■ Set exercise
Filter the entries and keep only the lines where the string "JSON" appears.

============

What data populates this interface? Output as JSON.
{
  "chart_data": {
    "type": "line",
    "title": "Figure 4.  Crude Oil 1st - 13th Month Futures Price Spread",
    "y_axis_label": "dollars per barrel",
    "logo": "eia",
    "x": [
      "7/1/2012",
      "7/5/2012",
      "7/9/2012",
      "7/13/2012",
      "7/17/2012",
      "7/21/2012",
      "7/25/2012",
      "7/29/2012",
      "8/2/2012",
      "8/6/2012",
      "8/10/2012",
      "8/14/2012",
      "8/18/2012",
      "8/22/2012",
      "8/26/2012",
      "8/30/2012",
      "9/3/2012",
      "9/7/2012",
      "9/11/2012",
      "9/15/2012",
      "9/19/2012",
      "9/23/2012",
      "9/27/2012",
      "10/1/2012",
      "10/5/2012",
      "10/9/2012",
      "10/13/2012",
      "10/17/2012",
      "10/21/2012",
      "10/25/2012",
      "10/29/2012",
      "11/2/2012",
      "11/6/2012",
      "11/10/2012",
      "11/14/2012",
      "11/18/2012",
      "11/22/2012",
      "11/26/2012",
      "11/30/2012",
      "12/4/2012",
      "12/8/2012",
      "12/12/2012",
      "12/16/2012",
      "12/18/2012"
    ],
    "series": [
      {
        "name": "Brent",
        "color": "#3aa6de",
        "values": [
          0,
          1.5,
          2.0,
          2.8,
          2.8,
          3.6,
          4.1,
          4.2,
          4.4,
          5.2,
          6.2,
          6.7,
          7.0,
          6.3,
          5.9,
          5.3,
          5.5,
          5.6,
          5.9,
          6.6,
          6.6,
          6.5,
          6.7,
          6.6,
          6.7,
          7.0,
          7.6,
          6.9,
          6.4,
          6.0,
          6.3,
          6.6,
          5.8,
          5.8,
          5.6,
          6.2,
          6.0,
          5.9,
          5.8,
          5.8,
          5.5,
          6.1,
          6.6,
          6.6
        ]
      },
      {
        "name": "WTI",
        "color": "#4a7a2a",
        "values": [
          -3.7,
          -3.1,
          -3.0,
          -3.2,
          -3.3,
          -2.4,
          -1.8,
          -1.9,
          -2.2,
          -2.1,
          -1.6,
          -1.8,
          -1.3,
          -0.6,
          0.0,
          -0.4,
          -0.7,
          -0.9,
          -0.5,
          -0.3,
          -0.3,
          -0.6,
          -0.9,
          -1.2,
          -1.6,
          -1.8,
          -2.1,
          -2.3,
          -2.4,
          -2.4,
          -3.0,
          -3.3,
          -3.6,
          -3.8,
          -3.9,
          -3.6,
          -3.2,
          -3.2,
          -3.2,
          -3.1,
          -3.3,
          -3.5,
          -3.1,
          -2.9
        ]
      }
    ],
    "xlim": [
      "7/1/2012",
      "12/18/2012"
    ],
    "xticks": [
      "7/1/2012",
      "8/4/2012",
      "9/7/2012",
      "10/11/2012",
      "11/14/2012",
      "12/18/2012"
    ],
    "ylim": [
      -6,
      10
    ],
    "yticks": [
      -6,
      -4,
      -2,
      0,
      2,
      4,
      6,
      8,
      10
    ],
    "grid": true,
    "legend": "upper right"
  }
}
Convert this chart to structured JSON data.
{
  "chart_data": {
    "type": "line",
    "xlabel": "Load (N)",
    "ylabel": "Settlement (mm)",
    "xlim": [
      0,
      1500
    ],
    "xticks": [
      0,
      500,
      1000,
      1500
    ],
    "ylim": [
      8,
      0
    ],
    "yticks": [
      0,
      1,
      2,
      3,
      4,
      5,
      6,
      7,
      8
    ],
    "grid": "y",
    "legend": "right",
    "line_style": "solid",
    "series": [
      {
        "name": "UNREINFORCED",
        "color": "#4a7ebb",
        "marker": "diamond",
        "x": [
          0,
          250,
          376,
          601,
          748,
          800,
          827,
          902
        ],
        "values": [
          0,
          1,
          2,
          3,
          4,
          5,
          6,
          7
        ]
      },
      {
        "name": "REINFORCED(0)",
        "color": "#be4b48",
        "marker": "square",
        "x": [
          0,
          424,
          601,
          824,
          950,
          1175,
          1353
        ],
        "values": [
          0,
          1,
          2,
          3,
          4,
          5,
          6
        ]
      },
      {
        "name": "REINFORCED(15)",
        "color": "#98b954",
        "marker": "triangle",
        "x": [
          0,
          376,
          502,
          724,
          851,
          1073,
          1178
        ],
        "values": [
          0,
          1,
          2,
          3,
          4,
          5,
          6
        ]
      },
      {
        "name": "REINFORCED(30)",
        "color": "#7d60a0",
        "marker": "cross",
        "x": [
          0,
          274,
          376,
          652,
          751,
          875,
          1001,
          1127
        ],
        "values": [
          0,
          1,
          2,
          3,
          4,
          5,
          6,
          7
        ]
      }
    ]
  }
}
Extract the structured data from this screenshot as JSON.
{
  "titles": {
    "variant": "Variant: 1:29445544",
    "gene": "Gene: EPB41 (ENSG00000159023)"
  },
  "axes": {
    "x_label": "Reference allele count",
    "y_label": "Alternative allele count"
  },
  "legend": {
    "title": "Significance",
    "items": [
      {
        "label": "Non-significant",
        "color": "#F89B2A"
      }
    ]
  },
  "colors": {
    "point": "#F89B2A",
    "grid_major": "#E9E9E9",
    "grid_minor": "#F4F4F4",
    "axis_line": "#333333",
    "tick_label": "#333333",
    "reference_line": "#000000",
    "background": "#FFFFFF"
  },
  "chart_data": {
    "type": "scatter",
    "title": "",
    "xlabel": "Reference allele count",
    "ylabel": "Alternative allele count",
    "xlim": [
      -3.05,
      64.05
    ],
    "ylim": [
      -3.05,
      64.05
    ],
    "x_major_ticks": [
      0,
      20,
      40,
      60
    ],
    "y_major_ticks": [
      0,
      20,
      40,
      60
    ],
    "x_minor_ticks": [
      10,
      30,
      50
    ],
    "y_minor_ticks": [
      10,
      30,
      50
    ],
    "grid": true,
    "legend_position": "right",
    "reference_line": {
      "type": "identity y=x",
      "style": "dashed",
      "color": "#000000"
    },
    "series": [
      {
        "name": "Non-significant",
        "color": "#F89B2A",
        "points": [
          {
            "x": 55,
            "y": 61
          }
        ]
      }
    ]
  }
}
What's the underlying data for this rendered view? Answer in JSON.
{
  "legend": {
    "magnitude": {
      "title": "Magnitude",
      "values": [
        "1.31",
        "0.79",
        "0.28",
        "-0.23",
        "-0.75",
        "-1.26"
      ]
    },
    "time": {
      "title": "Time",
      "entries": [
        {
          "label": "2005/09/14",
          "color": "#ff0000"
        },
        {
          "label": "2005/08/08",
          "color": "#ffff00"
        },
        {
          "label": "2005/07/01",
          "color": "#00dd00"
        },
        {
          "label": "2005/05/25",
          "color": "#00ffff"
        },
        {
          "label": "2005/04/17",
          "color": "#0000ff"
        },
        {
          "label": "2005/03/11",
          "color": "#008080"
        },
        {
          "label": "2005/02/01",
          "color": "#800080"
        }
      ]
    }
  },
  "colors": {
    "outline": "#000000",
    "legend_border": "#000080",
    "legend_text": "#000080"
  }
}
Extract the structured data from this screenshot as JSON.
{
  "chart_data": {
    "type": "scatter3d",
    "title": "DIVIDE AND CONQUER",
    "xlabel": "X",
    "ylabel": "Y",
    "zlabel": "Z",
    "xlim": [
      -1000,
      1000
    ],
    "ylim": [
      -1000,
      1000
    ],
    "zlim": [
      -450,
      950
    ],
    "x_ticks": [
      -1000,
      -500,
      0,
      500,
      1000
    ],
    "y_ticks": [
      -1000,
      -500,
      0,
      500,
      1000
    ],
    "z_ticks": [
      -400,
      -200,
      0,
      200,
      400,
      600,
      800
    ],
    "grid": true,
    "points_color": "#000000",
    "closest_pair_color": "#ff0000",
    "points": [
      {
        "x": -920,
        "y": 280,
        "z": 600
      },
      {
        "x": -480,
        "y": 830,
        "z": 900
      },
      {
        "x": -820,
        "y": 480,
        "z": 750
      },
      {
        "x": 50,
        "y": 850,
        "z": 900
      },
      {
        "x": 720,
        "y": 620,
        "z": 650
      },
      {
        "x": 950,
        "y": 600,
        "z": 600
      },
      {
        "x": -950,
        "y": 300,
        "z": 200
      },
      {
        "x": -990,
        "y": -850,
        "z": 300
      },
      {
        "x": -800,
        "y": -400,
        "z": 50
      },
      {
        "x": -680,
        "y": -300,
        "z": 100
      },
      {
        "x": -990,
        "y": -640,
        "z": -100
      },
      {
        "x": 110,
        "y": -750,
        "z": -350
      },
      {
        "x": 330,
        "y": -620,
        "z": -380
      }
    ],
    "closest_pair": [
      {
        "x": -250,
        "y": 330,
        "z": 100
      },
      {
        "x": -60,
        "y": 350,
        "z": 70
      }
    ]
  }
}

============

■ Final result
What data populates this interface? Output as JSON.
Convert this chart to structured JSON data.
Extract the structured data from this screenshot as JSON.
What's the underlying data for this rendered view? Answer in JSON.
Extract the structured data from this screenshot as JSON.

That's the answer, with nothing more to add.